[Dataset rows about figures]
------------

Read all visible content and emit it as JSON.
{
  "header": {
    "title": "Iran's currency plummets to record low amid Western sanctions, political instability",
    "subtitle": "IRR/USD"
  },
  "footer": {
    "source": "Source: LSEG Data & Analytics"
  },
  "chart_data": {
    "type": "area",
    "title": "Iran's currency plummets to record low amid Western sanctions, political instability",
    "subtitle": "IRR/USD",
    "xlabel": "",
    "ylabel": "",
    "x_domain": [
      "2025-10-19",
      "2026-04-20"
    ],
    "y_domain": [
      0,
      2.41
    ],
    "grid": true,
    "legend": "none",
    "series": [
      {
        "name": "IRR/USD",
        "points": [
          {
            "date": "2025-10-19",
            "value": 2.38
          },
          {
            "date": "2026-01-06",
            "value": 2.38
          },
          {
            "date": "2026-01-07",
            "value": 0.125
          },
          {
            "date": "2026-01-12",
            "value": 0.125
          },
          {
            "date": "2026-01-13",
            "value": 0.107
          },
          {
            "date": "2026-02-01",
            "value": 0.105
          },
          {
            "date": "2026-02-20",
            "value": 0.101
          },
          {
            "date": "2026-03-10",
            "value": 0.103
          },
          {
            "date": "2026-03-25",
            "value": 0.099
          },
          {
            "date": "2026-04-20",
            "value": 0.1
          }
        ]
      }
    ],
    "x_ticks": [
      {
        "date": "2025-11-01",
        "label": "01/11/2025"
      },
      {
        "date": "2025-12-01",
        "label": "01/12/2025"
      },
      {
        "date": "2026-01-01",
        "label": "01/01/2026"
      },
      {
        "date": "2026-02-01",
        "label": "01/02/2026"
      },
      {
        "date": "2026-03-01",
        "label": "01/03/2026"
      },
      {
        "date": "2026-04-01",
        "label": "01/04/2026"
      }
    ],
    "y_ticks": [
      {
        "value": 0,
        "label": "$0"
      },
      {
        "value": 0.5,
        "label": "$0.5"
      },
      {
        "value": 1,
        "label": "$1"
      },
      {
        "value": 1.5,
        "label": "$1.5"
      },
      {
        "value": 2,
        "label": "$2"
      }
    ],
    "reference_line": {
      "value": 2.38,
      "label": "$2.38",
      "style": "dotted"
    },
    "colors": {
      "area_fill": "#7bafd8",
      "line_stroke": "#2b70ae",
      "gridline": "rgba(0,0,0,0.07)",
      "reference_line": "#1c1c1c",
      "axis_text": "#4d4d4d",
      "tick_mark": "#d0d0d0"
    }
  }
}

------------

Work to do: Print out every record again, exactly and in full.

Worked answer:
Read all visible content and emit it as JSON.
{
  "header": {
    "title": "Iran's currency plummets to record low amid Western sanctions, political instability",
    "subtitle": "IRR/USD"
  },
  "footer": {
    "source": "Source: LSEG Data & Analytics"
  },
  "chart_data": {
    "type": "area",
    "title": "Iran's currency plummets to record low amid Western sanctions, political instability",
    "subtitle": "IRR/USD",
    "xlabel": "",
    "ylabel": "",
    "x_domain": [
      "2025-10-19",
      "2026-04-20"
    ],
    "y_domain": [
      0,
      2.41
    ],
    "grid": true,
    "legend": "none",
    "series": [
      {
        "name": "IRR/USD",
        "points": [
          {
            "date": "2025-10-19",
            "value": 2.38
          },
          {
            "date": "2026-01-06",
            "value": 2.38
          },
          {
            "date": "2026-01-07",
            "value": 0.125
          },
          {
            "date": "2026-01-12",
            "value": 0.125
          },
          {
            "date": "2026-01-13",
            "value": 0.107
          },
          {
            "date": "2026-02-01",
            "value": 0.105
          },
          {
            "date": "2026-02-20",
            "value": 0.101
          },
          {
            "date": "2026-03-10",
            "value": 0.103
          },
          {
            "date": "2026-03-25",
            "value": 0.099
          },
          {
            "date": "2026-04-20",
            "value": 0.1
          }
        ]
      }
    ],
    "x_ticks": [
      {
        "date": "2025-11-01",
        "label": "01/11/2025"
      },
      {
        "date": "2025-12-01",
        "label": "01/12/2025"
      },
      {
        "date": "2026-01-01",
        "label": "01/01/2026"
      },
      {
        "date": "2026-02-01",
        "label": "01/02/2026"
      },
      {
        "date": "2026-03-01",
        "label": "01/03/2026"
      },
      {
        "date": "2026-04-01",
        "label": "01/04/2026"
      }
    ],
    "y_ticks": [
      {
        "value": 0,
        "label": "$0"
      },
      {
        "value": 0.5,
        "label": "$0.5"
      },
      {
        "value": 1,
        "label": "$1"
      },
      {
        "value": 1.5,
        "label": "$1.5"
      },
      {
        "value": 2,
        "label": "$2"
      }
    ],
    "reference_line": {
      "value": 2.38,
      "label": "$2.38",
      "style": "dotted"
    },
    "colors": {
      "area_fill": "#7bafd8",
      "line_stroke": "#2b70ae",
      "gridline": "rgba(0,0,0,0.07)",
      "reference_line": "#1c1c1c",
      "axis_text": "#4d4d4d",
      "tick_mark": "#d0d0d0"
    }
  }
}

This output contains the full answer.